(A block of data)

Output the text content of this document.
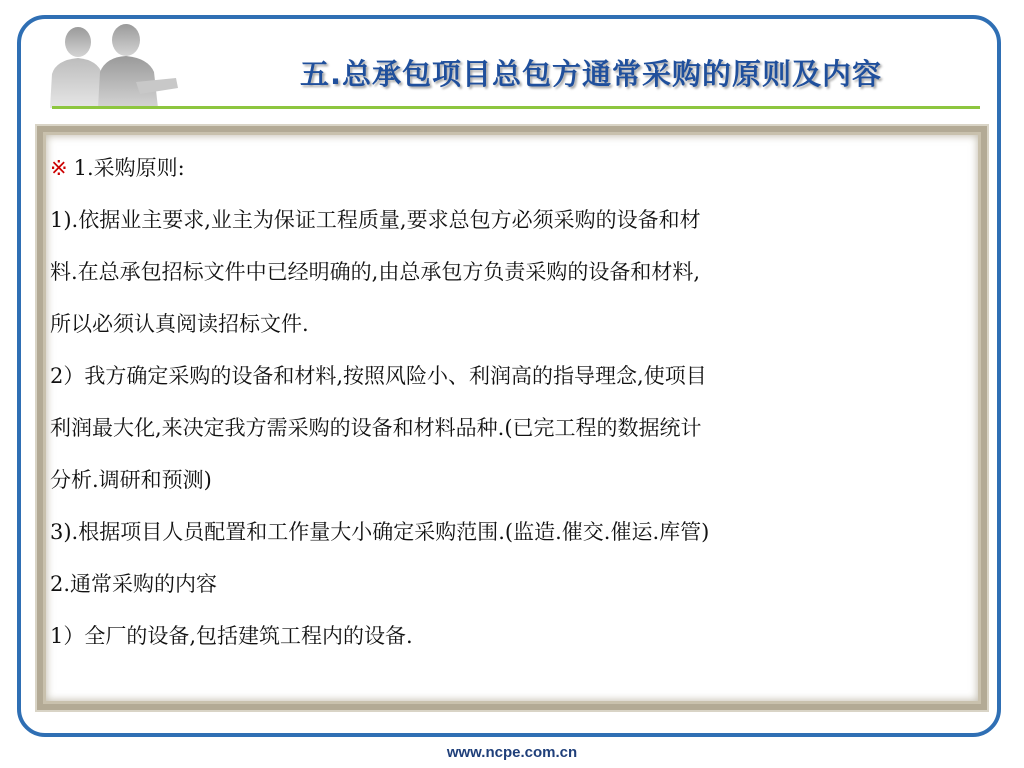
五.总承包项目总包方通常采购的原则及内容
※ 1.采购原则:
1).依据业主要求,业主为保证工程质量,要求总包方必须采购的设备和材
料.在总承包招标文件中已经明确的,由总承包方负责采购的设备和材料,
所以必须认真阅读招标文件.
2）我方确定采购的设备和材料,按照风险小、利润高的指导理念,使项目
利润最大化,来决定我方需采购的设备和材料品种.(已完工程的数据统计
分析.调研和预测)
3).根据项目人员配置和工作量大小确定采购范围.(监造.催交.催运.库管)
2.通常采购的内容
1）全厂的设备,包括建筑工程内的设备.
www.ncpe.com.cn
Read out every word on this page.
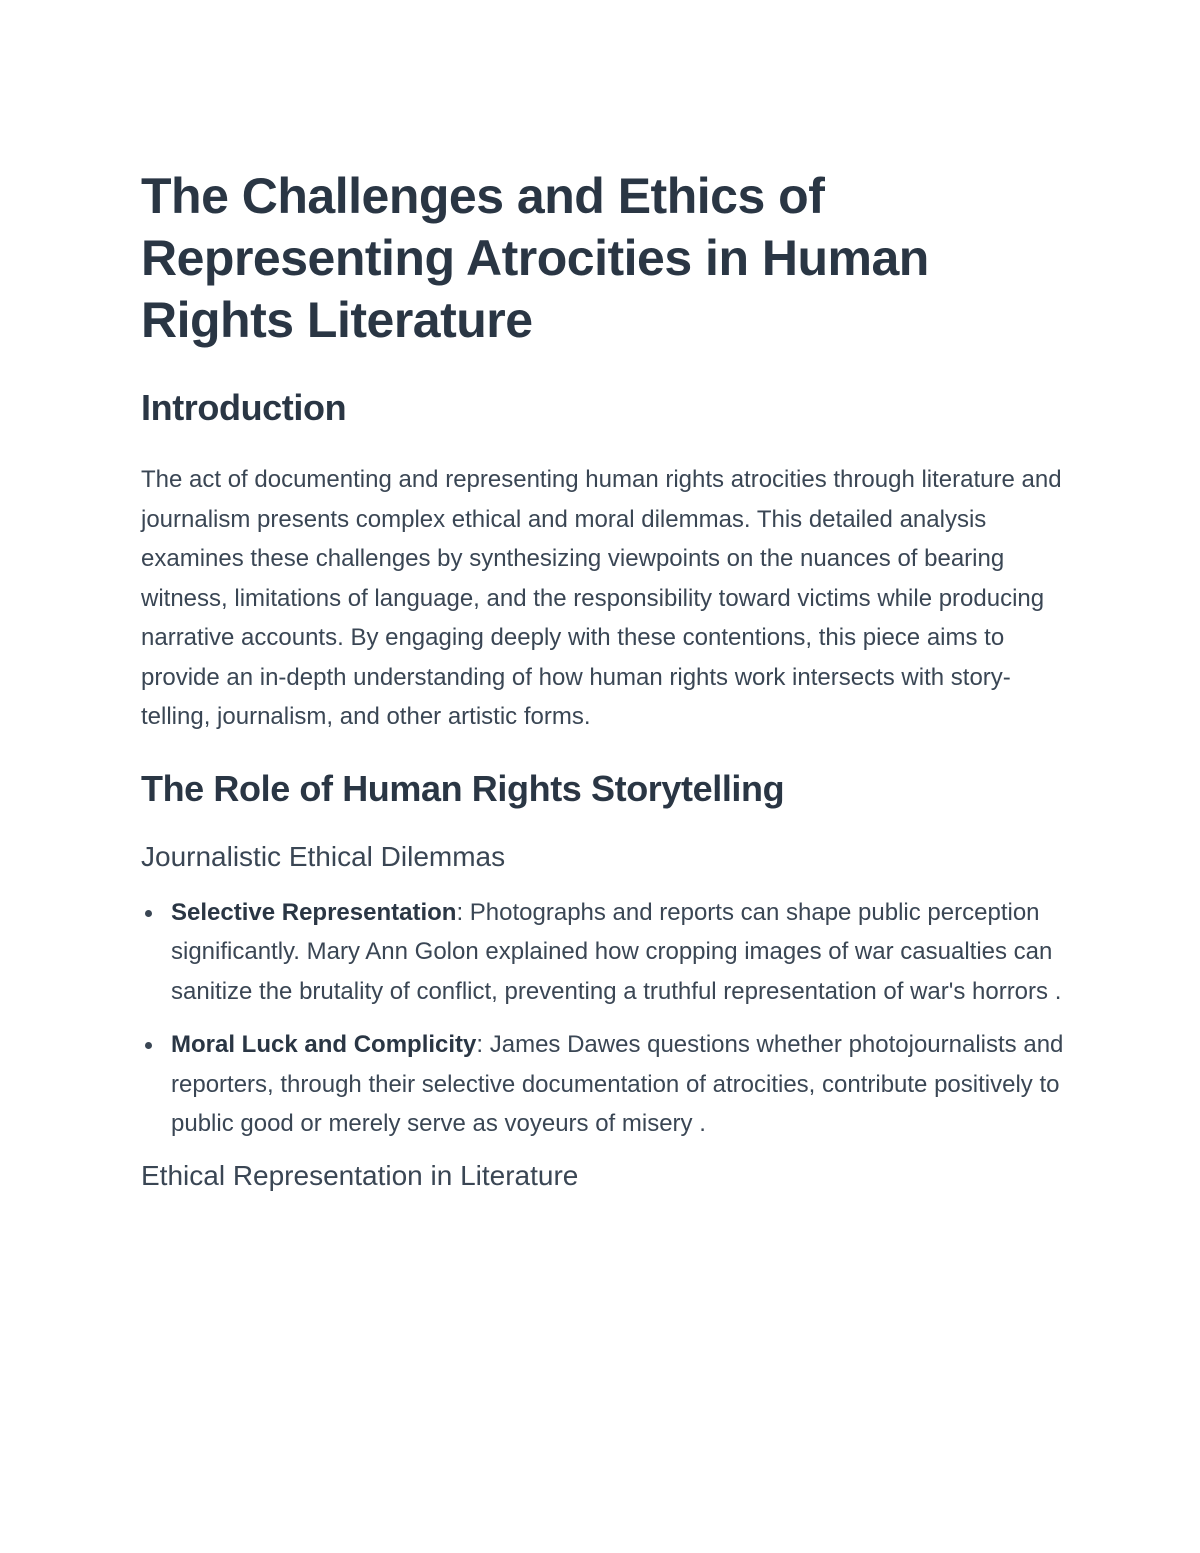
The Challenges and Ethics of Representing Atrocities in Human Rights Literature
Introduction

The act of documenting and representing human rights atrocities through literature and journalism presents complex ethical and moral dilemmas. This detailed analysis examines these challenges by synthesizing viewpoints on the nuances of bearing witness, limitations of language, and the responsibility toward victims while producing narrative accounts. By engaging deeply with these contentions, this piece aims to provide an in-depth understanding of how human rights work intersects with story-telling, journalism, and other artistic forms.

The Role of Human Rights Storytelling
Journalistic Ethical Dilemmas
Selective Representation: Photographs and reports can shape public perception significantly. Mary Ann Golon explained how cropping images of war casualties can sanitize the brutality of conflict, preventing a truthful representation of war's horrors .
Moral Luck and Complicity: James Dawes questions whether photojournalists and reporters, through their selective documentation of atrocities, contribute positively to public good or merely serve as voyeurs of misery .
Ethical Representation in Literature
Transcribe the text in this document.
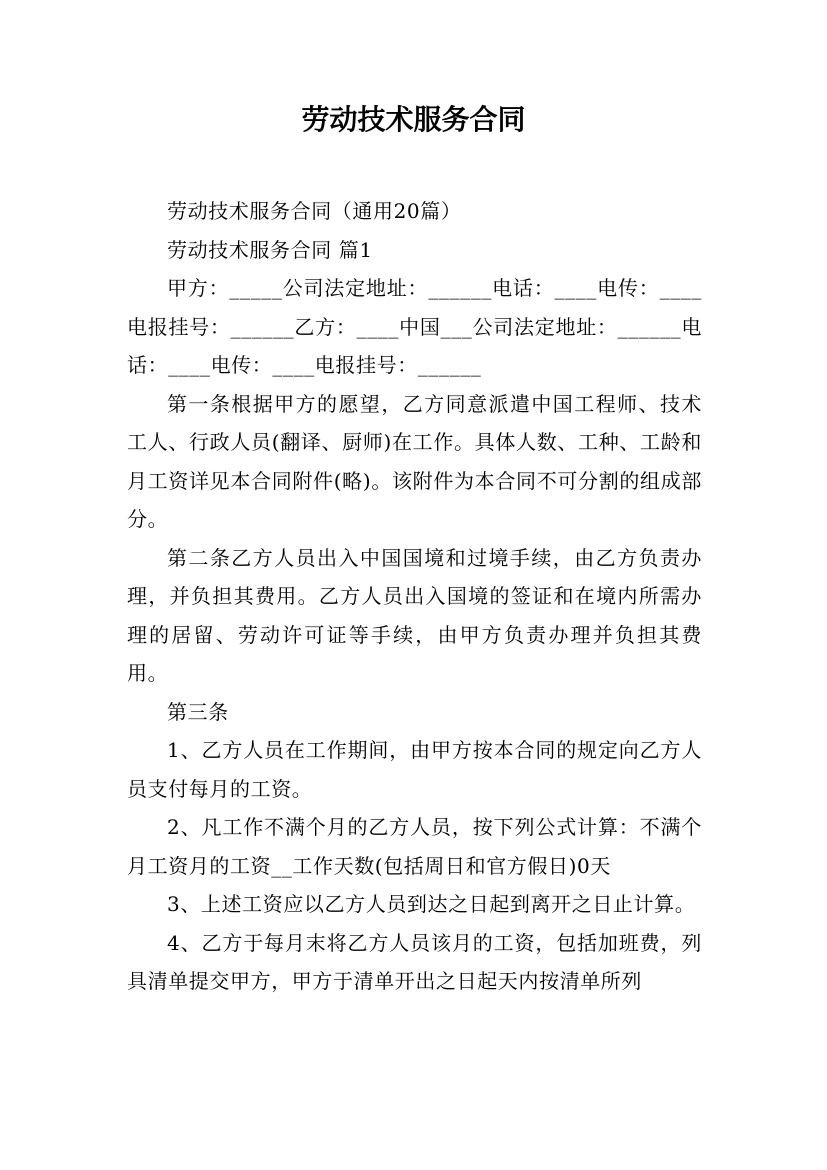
劳动技术服务合同

劳动技术服务合同（通用20篇）

劳动技术服务合同 篇1

甲方：_____公司法定地址：______电话：____电传：____电报挂号：______乙方：____中国___公司法定地址：______电话：____电传：____电报挂号：______

第一条根据甲方的愿望，乙方同意派遣中国工程师、技术工人、行政人员(翻译、厨师)在工作。具体人数、工种、工龄和月工资详见本合同附件(略)。该附件为本合同不可分割的组成部分。

第二条乙方人员出入中国国境和过境手续，由乙方负责办理，并负担其费用。乙方人员出入国境的签证和在境内所需办理的居留、劳动许可证等手续，由甲方负责办理并负担其费用。

第三条

1、乙方人员在工作期间，由甲方按本合同的规定向乙方人员支付每月的工资。

2、凡工作不满个月的乙方人员，按下列公式计算：不满个月工资月的工资__工作天数(包括周日和官方假日)0天

3、上述工资应以乙方人员到达之日起到离开之日止计算。

4、乙方于每月末将乙方人员该月的工资，包括加班费，列具清单提交甲方，甲方于清单开出之日起天内按清单所列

### Aim of the task
Leave out each picture and extract the lines from the one containing "Read out every word on this page." through the end of the records above, inclusive, exactly as they stand.

### Problem solution
Read out every word on this page.
The Challenges and Ethics of Representing Atrocities in Human Rights Literature
Introduction

The act of documenting and representing human rights atrocities through literature and journalism presents complex ethical and moral dilemmas. This detailed analysis examines these challenges by synthesizing viewpoints on the nuances of bearing witness, limitations of language, and the responsibility toward victims while producing narrative accounts. By engaging deeply with these contentions, this piece aims to provide an in-depth understanding of how human rights work intersects with story-telling, journalism, and other artistic forms.

The Role of Human Rights Storytelling
Journalistic Ethical Dilemmas
Selective Representation: Photographs and reports can shape public perception significantly. Mary Ann Golon explained how cropping images of war casualties can sanitize the brutality of conflict, preventing a truthful representation of war's horrors .
Moral Luck and Complicity: James Dawes questions whether photojournalists and reporters, through their selective documentation of atrocities, contribute positively to public good or merely serve as voyeurs of misery .
Ethical Representation in Literature
Transcribe the text in this document.
劳动技术服务合同

劳动技术服务合同（通用20篇）

劳动技术服务合同 篇1

甲方：_____公司法定地址：______电话：____电传：____电报挂号：______乙方：____中国___公司法定地址：______电话：____电传：____电报挂号：______

第一条根据甲方的愿望，乙方同意派遣中国工程师、技术工人、行政人员(翻译、厨师)在工作。具体人数、工种、工龄和月工资详见本合同附件(略)。该附件为本合同不可分割的组成部分。

第二条乙方人员出入中国国境和过境手续，由乙方负责办理，并负担其费用。乙方人员出入国境的签证和在境内所需办理的居留、劳动许可证等手续，由甲方负责办理并负担其费用。

第三条

1、乙方人员在工作期间，由甲方按本合同的规定向乙方人员支付每月的工资。

2、凡工作不满个月的乙方人员，按下列公式计算：不满个月工资月的工资__工作天数(包括周日和官方假日)0天

3、上述工资应以乙方人员到达之日起到离开之日止计算。

4、乙方于每月末将乙方人员该月的工资，包括加班费，列具清单提交甲方，甲方于清单开出之日起天内按清单所列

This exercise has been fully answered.